THE RECORDS:
--------------------------------------------------
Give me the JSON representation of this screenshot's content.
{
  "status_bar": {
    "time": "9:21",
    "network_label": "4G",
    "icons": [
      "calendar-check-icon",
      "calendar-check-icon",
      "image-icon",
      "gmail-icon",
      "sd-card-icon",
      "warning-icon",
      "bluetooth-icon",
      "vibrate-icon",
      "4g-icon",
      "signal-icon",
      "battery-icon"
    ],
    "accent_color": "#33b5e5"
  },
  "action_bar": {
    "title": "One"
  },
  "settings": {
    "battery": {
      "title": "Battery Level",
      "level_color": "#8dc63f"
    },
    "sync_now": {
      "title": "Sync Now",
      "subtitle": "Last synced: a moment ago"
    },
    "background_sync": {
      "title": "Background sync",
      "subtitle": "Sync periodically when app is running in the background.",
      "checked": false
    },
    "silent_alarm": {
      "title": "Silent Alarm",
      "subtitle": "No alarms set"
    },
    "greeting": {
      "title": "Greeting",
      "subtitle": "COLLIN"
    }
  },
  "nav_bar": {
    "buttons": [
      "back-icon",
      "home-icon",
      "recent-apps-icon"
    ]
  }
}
--------------------------------------------------
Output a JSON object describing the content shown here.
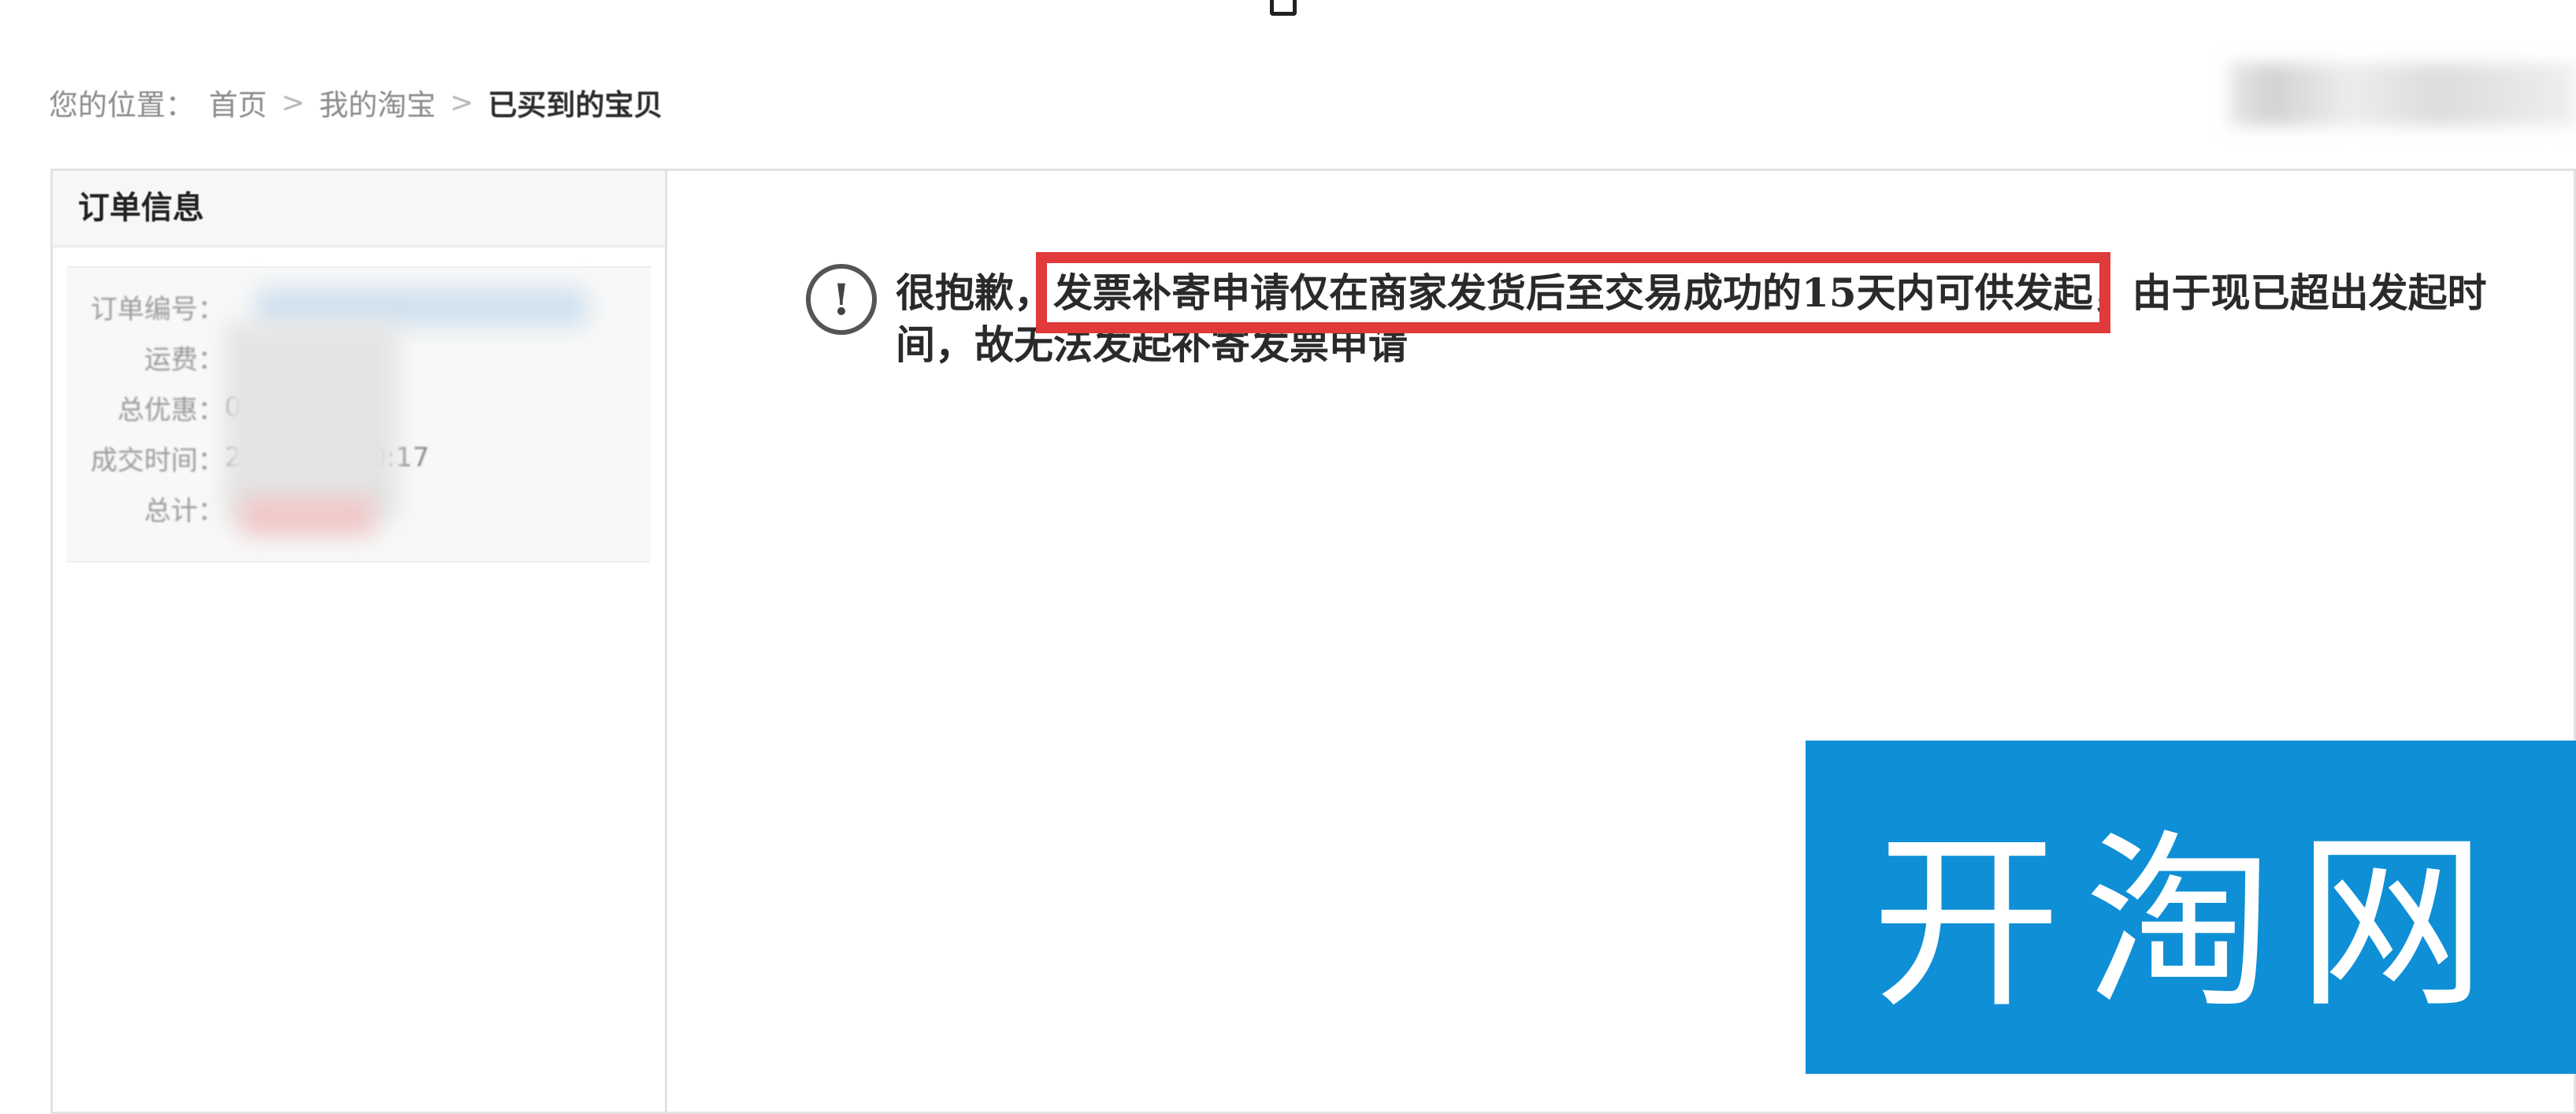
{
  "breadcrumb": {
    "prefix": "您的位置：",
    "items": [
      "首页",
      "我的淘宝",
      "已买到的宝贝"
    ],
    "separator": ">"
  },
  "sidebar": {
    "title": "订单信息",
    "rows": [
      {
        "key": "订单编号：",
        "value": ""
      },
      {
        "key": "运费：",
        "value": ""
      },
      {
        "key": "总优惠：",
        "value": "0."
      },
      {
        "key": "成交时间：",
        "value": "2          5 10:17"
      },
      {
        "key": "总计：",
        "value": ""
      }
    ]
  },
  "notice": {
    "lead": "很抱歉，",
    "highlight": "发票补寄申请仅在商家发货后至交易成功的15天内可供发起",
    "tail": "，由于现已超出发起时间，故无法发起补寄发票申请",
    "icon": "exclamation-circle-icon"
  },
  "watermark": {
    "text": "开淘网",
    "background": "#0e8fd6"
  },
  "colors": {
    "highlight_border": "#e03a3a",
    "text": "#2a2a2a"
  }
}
--------------------------------------------------
INSTRUCTIONS TO FOLLOW: Looking at the records above, tally the lines holding "subtitle" and reply with that number only.

OUTPUT BELOW: 4